Render the lines from the start of the items through the line containing "likes-prefix: Це подобається", both included, as a numbered list, leaving out any blank lines.

# # # # # # #

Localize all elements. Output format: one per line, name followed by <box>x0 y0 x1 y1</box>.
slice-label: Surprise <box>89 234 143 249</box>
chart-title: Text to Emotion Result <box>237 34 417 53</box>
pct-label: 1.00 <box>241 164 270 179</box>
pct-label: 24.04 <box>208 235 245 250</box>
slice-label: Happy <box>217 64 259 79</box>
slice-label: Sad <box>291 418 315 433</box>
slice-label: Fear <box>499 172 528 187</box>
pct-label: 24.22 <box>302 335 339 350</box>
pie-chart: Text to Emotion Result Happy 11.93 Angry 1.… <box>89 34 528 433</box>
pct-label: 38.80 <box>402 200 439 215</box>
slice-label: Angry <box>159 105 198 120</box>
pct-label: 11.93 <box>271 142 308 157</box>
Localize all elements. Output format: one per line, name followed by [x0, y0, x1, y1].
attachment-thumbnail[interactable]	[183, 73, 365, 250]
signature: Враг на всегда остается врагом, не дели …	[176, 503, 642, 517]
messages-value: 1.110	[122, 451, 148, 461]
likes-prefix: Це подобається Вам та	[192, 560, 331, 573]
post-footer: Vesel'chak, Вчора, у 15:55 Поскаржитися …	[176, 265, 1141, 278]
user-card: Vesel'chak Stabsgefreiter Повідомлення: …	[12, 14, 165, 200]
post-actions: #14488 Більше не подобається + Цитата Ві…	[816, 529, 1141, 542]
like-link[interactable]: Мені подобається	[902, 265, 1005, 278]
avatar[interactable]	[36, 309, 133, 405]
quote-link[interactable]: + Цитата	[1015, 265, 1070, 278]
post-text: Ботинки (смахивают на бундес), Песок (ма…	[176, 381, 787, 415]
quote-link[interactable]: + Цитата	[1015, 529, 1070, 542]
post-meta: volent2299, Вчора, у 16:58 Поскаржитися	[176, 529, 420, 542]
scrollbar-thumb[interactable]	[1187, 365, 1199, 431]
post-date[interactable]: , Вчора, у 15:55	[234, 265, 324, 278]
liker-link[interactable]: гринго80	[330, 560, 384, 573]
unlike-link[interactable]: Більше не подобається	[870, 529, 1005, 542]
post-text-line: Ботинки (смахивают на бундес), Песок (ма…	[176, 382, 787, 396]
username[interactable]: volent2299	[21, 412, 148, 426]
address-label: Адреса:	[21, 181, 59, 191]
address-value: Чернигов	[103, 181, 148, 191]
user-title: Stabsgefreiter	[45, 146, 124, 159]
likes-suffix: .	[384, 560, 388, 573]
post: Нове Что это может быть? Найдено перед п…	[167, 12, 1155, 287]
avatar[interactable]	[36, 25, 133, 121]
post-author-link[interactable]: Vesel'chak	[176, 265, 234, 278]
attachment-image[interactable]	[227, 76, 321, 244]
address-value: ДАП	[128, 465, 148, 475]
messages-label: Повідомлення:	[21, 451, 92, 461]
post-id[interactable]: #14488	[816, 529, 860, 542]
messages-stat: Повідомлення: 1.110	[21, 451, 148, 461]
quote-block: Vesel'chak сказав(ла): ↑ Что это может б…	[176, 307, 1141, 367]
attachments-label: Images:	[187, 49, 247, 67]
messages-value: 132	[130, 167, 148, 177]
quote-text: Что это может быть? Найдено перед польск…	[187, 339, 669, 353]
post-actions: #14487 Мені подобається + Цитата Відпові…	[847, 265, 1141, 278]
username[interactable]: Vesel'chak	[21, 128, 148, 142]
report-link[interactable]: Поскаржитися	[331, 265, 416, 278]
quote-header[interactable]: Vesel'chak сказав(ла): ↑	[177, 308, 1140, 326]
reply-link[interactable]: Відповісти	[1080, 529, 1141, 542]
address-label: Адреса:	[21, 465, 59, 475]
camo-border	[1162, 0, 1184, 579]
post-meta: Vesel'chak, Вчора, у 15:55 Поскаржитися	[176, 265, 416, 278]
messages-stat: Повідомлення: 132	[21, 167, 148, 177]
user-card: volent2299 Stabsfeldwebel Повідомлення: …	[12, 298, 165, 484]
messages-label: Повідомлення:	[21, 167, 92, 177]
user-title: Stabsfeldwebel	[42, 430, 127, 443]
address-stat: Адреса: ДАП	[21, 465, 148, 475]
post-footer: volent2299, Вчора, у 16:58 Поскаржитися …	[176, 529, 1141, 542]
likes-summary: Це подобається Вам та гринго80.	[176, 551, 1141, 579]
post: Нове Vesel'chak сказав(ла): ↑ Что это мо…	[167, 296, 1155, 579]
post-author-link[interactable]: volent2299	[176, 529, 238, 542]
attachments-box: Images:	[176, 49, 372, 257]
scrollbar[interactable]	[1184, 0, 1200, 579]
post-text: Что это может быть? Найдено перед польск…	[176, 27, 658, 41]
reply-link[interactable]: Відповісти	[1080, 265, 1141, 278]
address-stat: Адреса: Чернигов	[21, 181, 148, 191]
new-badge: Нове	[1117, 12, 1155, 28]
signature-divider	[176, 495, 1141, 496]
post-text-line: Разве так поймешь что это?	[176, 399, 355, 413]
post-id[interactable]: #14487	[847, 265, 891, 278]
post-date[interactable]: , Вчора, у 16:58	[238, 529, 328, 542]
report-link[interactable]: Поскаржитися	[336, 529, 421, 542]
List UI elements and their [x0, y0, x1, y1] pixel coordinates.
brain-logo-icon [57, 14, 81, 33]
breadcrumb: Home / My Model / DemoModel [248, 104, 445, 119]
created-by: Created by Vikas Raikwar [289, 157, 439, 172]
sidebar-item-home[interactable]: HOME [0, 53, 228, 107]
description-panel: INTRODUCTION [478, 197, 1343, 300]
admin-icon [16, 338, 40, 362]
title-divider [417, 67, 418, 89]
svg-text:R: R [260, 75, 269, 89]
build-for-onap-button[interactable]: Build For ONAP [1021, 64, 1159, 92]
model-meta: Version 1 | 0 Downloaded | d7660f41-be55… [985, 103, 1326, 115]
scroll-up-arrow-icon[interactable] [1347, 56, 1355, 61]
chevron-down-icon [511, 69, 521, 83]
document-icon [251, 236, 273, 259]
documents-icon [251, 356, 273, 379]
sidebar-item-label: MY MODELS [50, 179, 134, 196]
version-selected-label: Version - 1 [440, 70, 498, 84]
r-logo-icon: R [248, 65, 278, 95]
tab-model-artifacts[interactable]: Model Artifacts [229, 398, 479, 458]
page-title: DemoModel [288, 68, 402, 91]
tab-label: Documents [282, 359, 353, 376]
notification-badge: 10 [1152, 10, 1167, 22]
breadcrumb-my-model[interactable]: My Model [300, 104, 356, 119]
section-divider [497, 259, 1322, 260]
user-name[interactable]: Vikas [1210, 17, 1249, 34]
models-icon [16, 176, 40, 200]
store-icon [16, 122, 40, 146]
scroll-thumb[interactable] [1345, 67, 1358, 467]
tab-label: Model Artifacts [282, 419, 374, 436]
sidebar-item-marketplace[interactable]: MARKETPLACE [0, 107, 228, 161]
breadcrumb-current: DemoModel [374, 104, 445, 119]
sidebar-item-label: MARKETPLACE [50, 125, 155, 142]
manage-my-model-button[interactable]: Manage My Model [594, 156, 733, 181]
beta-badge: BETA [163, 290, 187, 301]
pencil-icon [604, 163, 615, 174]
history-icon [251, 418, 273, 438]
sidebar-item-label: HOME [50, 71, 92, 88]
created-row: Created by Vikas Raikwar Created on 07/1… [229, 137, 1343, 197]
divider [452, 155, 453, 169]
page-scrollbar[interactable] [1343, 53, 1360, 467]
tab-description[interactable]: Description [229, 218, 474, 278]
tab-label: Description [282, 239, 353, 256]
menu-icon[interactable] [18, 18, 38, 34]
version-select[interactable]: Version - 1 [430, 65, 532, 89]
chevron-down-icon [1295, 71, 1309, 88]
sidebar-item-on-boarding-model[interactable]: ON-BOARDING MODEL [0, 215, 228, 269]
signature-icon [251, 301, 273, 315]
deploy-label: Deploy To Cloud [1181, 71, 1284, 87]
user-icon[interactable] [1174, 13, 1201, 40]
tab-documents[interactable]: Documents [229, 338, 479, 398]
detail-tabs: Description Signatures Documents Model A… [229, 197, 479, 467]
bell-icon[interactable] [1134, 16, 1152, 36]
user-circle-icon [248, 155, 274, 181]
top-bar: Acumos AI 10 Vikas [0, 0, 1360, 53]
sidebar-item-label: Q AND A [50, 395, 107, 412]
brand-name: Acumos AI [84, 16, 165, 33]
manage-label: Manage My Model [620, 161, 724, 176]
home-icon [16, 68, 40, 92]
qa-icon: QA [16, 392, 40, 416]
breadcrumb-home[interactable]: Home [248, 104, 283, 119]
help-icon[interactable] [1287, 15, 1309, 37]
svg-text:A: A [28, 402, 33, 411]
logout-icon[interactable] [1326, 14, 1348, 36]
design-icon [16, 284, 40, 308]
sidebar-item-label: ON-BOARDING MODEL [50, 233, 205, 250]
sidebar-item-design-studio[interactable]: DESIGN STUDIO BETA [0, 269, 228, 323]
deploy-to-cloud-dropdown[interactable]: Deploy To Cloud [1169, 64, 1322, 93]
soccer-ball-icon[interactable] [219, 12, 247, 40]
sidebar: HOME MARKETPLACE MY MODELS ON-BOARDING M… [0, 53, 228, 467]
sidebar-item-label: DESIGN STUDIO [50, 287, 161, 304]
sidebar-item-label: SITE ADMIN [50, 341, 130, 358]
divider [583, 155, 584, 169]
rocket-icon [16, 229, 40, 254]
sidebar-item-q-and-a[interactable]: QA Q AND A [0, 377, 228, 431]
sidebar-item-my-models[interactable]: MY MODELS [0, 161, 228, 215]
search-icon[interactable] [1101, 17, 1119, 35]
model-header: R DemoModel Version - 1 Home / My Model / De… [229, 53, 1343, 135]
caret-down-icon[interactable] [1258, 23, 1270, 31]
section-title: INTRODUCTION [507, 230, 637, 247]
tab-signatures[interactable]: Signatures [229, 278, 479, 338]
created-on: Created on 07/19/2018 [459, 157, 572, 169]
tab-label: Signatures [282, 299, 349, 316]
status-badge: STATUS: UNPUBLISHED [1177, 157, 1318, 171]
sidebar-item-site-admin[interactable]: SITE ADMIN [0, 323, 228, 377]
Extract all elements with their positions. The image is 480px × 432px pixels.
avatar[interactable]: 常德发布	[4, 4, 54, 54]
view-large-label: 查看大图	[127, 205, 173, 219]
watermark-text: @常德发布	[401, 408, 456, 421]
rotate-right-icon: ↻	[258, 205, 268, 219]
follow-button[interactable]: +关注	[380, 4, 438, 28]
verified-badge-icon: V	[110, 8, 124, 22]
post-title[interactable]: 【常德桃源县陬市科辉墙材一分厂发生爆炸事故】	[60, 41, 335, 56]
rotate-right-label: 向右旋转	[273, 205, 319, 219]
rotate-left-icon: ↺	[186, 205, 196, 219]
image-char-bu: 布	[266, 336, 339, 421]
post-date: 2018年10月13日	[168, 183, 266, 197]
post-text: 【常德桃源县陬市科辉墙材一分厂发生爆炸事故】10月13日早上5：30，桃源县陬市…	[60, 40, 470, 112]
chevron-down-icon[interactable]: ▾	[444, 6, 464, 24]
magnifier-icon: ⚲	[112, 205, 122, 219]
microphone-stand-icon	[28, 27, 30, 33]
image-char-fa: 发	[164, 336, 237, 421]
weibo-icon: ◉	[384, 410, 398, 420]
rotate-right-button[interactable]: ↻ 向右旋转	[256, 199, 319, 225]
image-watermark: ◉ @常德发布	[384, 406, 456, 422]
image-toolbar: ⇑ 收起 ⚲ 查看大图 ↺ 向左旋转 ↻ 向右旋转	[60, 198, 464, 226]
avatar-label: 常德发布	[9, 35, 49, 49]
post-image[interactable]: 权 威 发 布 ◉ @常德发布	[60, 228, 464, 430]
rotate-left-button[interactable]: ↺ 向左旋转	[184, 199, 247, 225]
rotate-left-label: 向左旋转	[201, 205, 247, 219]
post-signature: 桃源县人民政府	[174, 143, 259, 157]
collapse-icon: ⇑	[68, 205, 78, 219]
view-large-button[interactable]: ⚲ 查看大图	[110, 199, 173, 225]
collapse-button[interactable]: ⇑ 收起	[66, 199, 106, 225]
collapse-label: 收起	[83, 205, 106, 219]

# # # # # # #

__Output__
1. Localize all elements. Output format: one per line, name followed by <box>x0 y0 x1 y1</box>.
2. slice-label: Surprise <box>89 234 143 249</box>
3. chart-title: Text to Emotion Result <box>237 34 417 53</box>
4. pct-label: 1.00 <box>241 164 270 179</box>
5. pct-label: 24.04 <box>208 235 245 250</box>
6. slice-label: Happy <box>217 64 259 79</box>
7. slice-label: Sad <box>291 418 315 433</box>
8. slice-label: Fear <box>499 172 528 187</box>
9. pct-label: 24.22 <box>302 335 339 350</box>
10. pie-chart: Text to Emotion Result Happy 11.93 Angry 1.… <box>89 34 528 433</box>
11. pct-label: 38.80 <box>402 200 439 215</box>
12. slice-label: Angry <box>159 105 198 120</box>
13. pct-label: 11.93 <box>271 142 308 157</box>
14. Localize all elements. Output format: one per line, name followed by [x0, y0, x1, y1].
15. attachment-thumbnail[interactable]	[183, 73, 365, 250]
16. signature: Враг на всегда остается врагом, не дели …	[176, 503, 642, 517]
17. messages-value: 1.110	[122, 451, 148, 461]
18. likes-prefix: Це подобається Вам та	[192, 560, 331, 573]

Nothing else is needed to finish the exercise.